Return all entries precisely as they stand, without the images.

_Record list_:
------

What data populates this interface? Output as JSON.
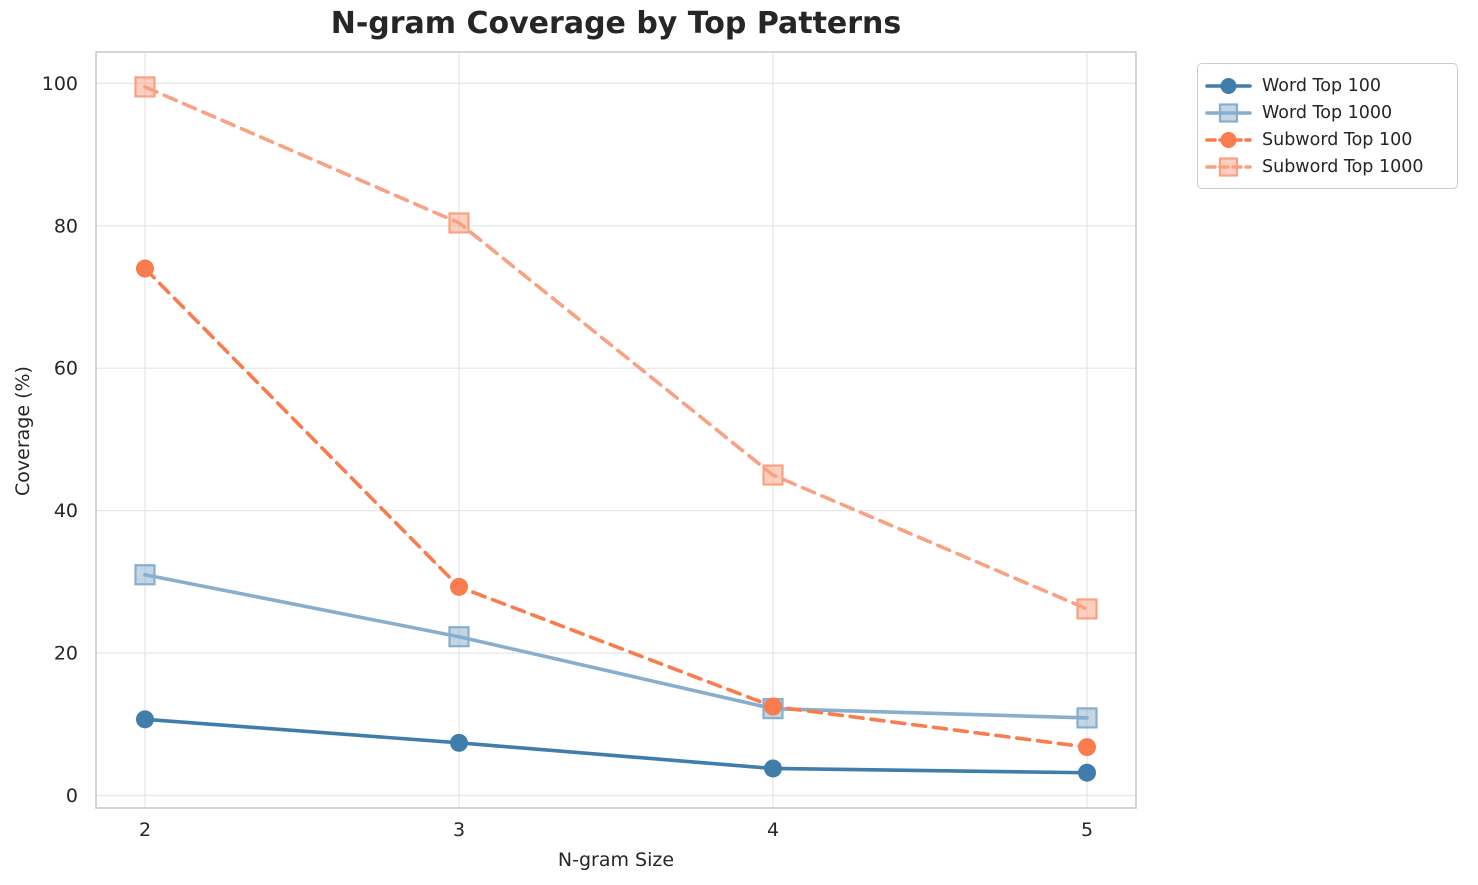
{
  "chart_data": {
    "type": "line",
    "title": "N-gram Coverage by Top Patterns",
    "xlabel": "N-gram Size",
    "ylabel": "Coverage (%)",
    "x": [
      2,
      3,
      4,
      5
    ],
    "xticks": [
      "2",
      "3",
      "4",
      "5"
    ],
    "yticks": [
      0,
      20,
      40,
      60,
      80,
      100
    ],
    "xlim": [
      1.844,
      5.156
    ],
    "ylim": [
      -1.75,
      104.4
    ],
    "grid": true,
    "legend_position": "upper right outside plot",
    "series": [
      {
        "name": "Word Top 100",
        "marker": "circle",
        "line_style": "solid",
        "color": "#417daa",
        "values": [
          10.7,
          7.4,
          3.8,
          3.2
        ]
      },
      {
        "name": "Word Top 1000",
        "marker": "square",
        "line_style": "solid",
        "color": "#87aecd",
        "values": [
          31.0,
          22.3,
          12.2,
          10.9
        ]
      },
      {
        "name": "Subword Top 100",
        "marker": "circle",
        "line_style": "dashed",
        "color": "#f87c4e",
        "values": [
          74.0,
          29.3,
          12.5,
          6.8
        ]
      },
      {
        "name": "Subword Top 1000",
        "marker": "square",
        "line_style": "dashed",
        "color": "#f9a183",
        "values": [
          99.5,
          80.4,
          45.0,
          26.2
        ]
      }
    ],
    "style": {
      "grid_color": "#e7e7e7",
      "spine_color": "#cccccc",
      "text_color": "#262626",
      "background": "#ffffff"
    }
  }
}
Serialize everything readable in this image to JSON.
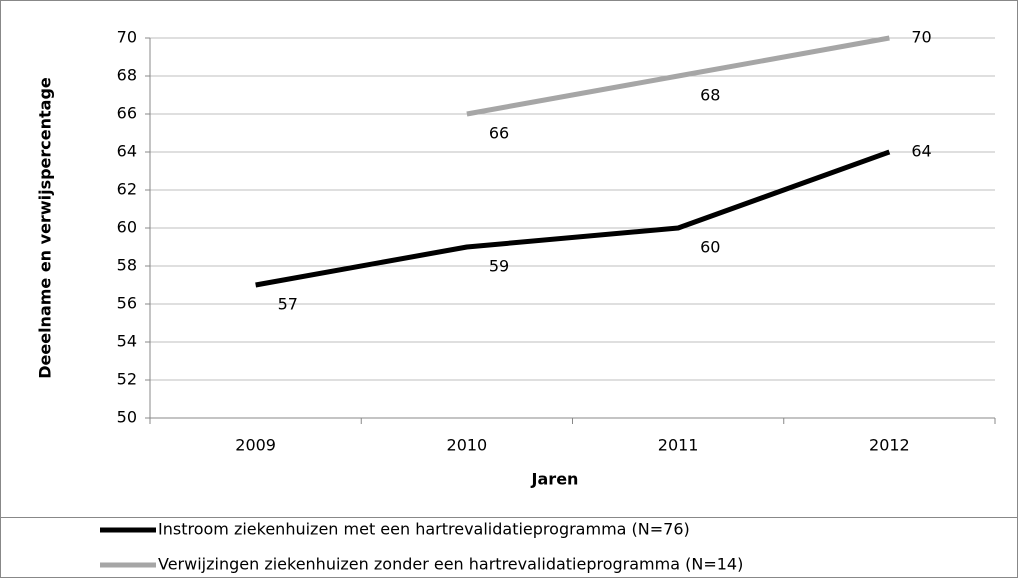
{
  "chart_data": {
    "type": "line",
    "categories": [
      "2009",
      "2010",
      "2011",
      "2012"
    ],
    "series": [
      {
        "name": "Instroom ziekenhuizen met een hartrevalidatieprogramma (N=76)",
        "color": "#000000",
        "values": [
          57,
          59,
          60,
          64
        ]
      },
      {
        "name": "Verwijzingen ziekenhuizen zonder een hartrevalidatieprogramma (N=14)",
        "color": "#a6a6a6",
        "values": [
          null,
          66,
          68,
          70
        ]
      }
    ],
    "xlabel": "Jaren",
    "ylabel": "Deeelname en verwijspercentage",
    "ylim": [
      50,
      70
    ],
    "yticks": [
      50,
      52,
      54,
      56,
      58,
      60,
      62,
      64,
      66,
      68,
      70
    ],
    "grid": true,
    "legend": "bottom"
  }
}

------

_Answer in full_:
What data populates this interface? Output as JSON.
{
  "chart_data": {
    "type": "line",
    "title": "N-gram Coverage by Top Patterns",
    "xlabel": "N-gram Size",
    "ylabel": "Coverage (%)",
    "x": [
      2,
      3,
      4,
      5
    ],
    "xticks": [
      "2",
      "3",
      "4",
      "5"
    ],
    "yticks": [
      0,
      20,
      40,
      60,
      80,
      100
    ],
    "xlim": [
      1.844,
      5.156
    ],
    "ylim": [
      -1.75,
      104.4
    ],
    "grid": true,
    "legend_position": "upper right outside plot",
    "series": [
      {
        "name": "Word Top 100",
        "marker": "circle",
        "line_style": "solid",
        "color": "#417daa",
        "values": [
          10.7,
          7.4,
          3.8,
          3.2
        ]
      },
      {
        "name": "Word Top 1000",
        "marker": "square",
        "line_style": "solid",
        "color": "#87aecd",
        "values": [
          31.0,
          22.3,
          12.2,
          10.9
        ]
      },
      {
        "name": "Subword Top 100",
        "marker": "circle",
        "line_style": "dashed",
        "color": "#f87c4e",
        "values": [
          74.0,
          29.3,
          12.5,
          6.8
        ]
      },
      {
        "name": "Subword Top 1000",
        "marker": "square",
        "line_style": "dashed",
        "color": "#f9a183",
        "values": [
          99.5,
          80.4,
          45.0,
          26.2
        ]
      }
    ],
    "style": {
      "grid_color": "#e7e7e7",
      "spine_color": "#cccccc",
      "text_color": "#262626",
      "background": "#ffffff"
    }
  }
}
Serialize everything readable in this image to JSON.
{
  "chart_data": {
    "type": "line",
    "categories": [
      "2009",
      "2010",
      "2011",
      "2012"
    ],
    "series": [
      {
        "name": "Instroom ziekenhuizen met een hartrevalidatieprogramma (N=76)",
        "color": "#000000",
        "values": [
          57,
          59,
          60,
          64
        ]
      },
      {
        "name": "Verwijzingen ziekenhuizen zonder een hartrevalidatieprogramma (N=14)",
        "color": "#a6a6a6",
        "values": [
          null,
          66,
          68,
          70
        ]
      }
    ],
    "xlabel": "Jaren",
    "ylabel": "Deeelname en verwijspercentage",
    "ylim": [
      50,
      70
    ],
    "yticks": [
      50,
      52,
      54,
      56,
      58,
      60,
      62,
      64,
      66,
      68,
      70
    ],
    "grid": true,
    "legend": "bottom"
  }
}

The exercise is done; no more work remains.